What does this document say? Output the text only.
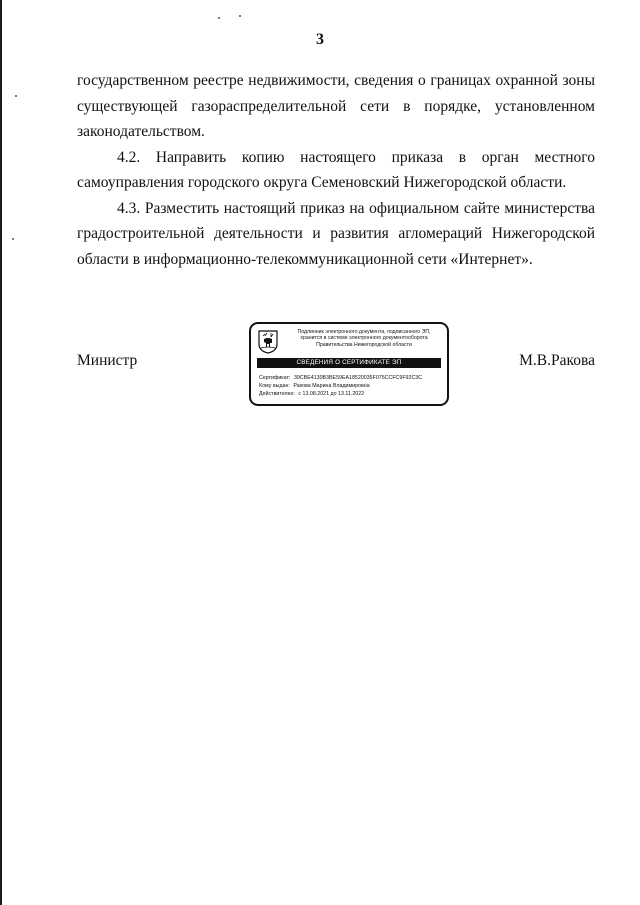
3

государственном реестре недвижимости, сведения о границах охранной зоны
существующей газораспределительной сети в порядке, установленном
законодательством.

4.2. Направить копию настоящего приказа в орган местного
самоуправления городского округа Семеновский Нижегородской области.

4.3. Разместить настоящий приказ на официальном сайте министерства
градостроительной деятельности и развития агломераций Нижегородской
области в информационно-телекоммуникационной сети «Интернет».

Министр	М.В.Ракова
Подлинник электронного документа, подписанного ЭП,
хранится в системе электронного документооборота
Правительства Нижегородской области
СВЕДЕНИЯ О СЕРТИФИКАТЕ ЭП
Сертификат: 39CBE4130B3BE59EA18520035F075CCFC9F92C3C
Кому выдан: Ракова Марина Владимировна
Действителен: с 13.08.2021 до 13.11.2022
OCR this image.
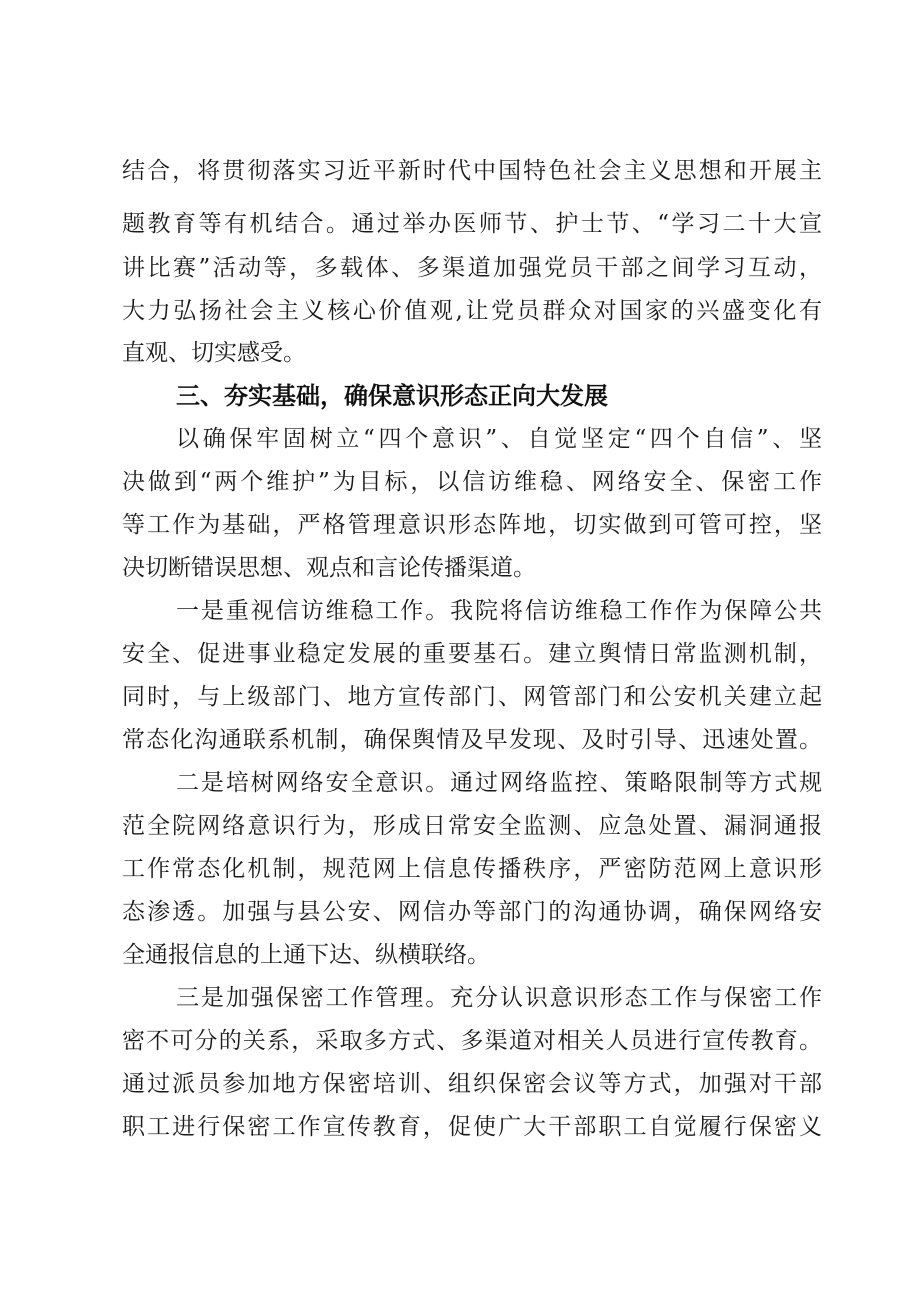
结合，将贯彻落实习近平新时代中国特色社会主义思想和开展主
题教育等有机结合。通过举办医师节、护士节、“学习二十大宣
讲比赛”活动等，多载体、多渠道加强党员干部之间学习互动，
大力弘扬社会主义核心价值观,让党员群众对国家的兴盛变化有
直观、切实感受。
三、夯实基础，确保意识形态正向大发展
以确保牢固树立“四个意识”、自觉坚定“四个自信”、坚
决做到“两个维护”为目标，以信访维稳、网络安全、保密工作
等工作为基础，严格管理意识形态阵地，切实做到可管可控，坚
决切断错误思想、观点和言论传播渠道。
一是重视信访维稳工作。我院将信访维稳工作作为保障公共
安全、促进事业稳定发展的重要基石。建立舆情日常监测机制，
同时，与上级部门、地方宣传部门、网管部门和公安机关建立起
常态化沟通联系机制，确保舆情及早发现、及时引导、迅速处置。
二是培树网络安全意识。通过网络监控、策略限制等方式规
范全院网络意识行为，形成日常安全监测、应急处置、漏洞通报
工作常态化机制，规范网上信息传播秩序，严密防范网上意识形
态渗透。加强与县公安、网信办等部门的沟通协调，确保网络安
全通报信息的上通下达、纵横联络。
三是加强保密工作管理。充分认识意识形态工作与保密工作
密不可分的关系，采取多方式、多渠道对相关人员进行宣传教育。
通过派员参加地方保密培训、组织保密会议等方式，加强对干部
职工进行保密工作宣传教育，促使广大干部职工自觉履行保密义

□ □ □ □ □

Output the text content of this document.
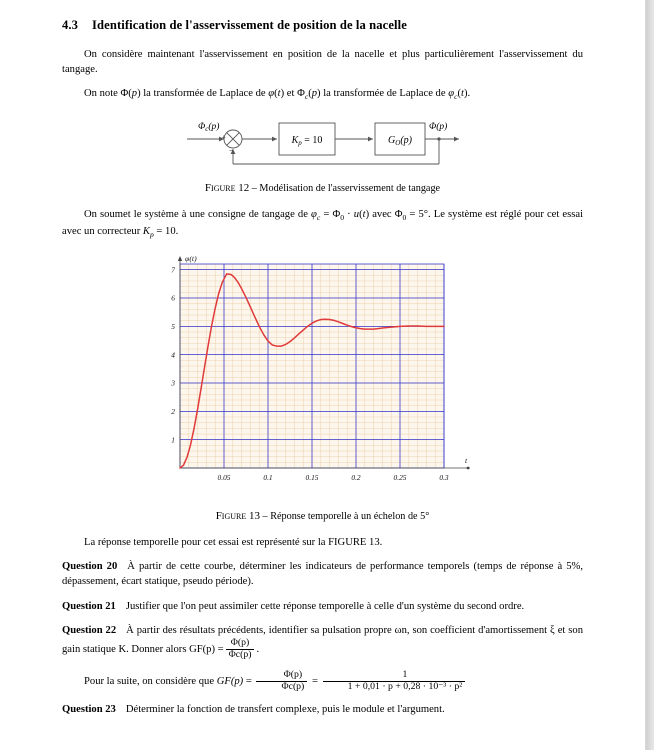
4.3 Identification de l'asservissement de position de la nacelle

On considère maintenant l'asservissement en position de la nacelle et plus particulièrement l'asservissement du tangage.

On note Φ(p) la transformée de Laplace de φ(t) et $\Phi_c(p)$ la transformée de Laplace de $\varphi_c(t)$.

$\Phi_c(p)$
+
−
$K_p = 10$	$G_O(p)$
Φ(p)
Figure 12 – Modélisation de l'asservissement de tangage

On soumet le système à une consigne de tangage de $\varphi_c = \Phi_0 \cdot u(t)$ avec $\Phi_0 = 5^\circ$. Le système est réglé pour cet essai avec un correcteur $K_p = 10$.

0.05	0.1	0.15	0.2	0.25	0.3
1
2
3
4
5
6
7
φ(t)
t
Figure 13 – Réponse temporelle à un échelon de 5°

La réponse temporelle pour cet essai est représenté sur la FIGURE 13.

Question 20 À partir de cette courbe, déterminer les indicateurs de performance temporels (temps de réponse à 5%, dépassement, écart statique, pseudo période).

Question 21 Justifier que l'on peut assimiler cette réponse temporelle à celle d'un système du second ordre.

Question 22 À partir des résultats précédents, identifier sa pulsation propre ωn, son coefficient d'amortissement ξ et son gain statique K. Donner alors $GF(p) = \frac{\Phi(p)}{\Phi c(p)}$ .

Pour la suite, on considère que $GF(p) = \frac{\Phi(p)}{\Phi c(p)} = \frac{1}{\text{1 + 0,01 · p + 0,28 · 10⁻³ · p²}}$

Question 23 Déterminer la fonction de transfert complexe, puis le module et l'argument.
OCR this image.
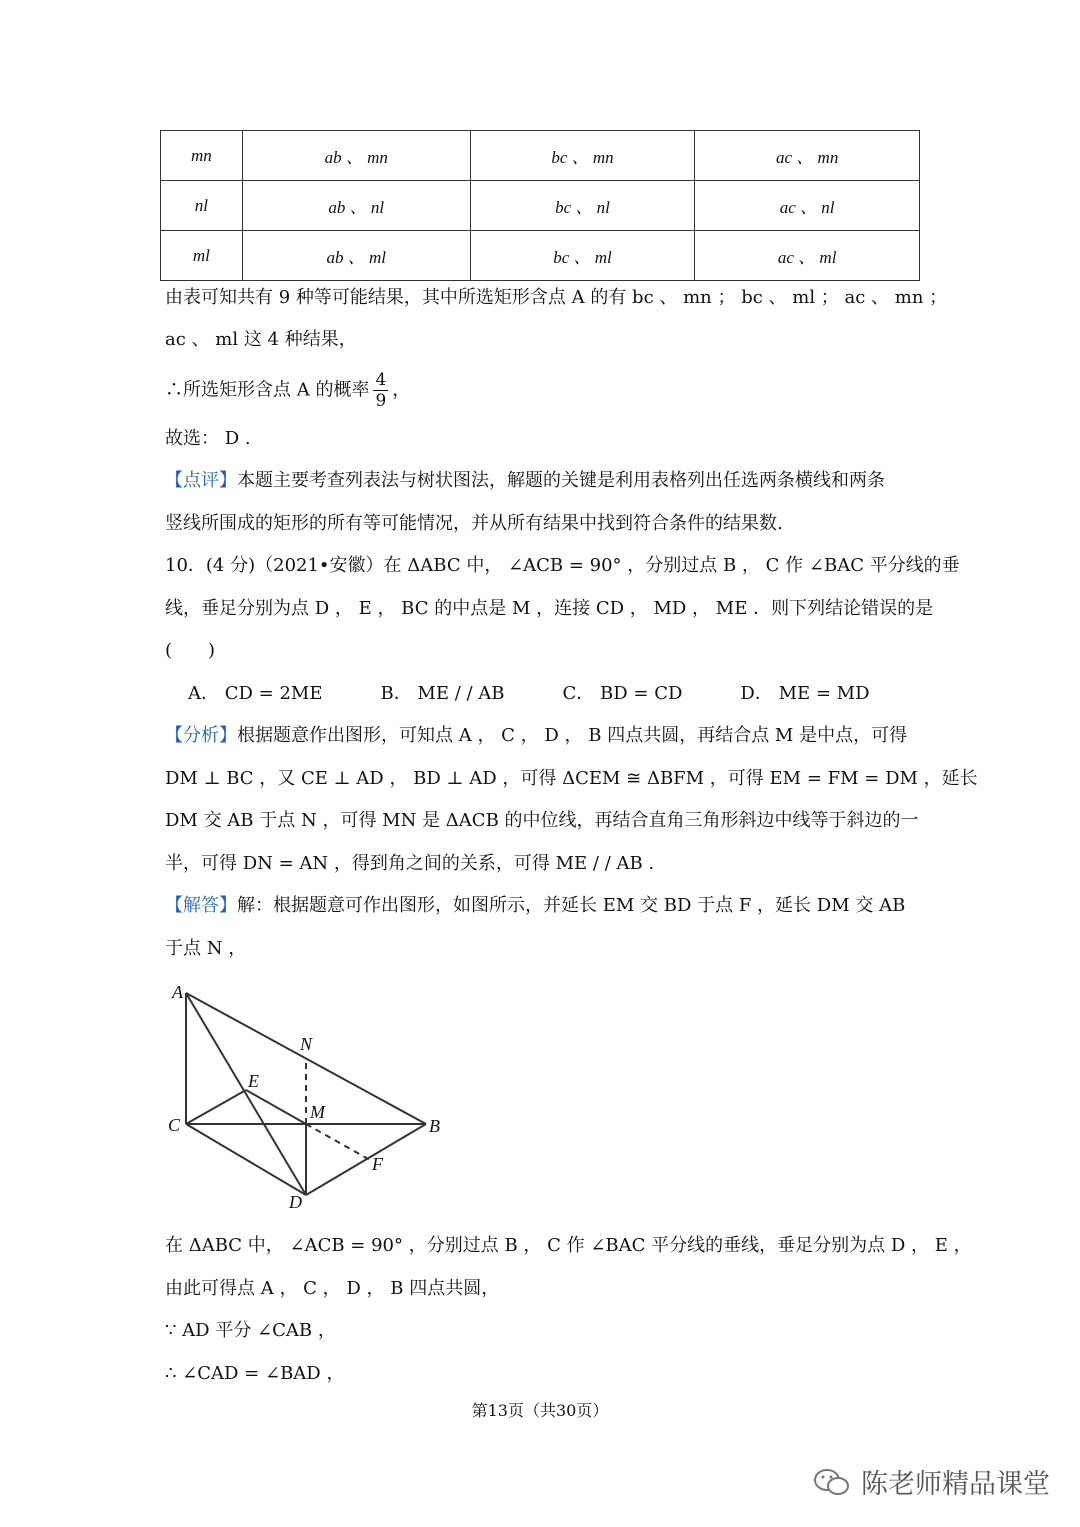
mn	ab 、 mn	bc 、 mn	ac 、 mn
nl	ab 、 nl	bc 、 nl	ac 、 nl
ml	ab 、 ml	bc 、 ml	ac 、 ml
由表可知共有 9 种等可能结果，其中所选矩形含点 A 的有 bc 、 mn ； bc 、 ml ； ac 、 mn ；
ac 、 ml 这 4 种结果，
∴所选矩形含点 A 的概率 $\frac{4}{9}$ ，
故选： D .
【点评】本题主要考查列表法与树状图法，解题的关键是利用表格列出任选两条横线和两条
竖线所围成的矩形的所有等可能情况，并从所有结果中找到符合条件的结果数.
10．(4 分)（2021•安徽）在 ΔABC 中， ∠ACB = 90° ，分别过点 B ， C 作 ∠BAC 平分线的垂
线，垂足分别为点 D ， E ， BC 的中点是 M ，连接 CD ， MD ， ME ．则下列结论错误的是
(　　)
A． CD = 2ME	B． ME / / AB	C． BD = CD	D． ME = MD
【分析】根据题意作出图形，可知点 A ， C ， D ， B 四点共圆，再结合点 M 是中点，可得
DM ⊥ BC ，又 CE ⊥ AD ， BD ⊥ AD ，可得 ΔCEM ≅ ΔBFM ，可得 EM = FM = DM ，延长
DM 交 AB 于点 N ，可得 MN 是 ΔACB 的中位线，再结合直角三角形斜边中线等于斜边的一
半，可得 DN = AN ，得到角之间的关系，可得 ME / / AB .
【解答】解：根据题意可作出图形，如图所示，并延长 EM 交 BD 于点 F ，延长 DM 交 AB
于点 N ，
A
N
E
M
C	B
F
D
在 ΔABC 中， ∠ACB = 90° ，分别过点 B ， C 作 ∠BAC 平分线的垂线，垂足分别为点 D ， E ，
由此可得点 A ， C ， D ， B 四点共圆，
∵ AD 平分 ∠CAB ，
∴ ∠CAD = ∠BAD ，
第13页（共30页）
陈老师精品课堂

□ □ □ □ □

» Written task:
Select the lines in this material that hold the word "Ракова", leaving none out.

» Response for this exercise:
Министр	М.В.Ракова
Кому выдан: Ракова Марина Владимировна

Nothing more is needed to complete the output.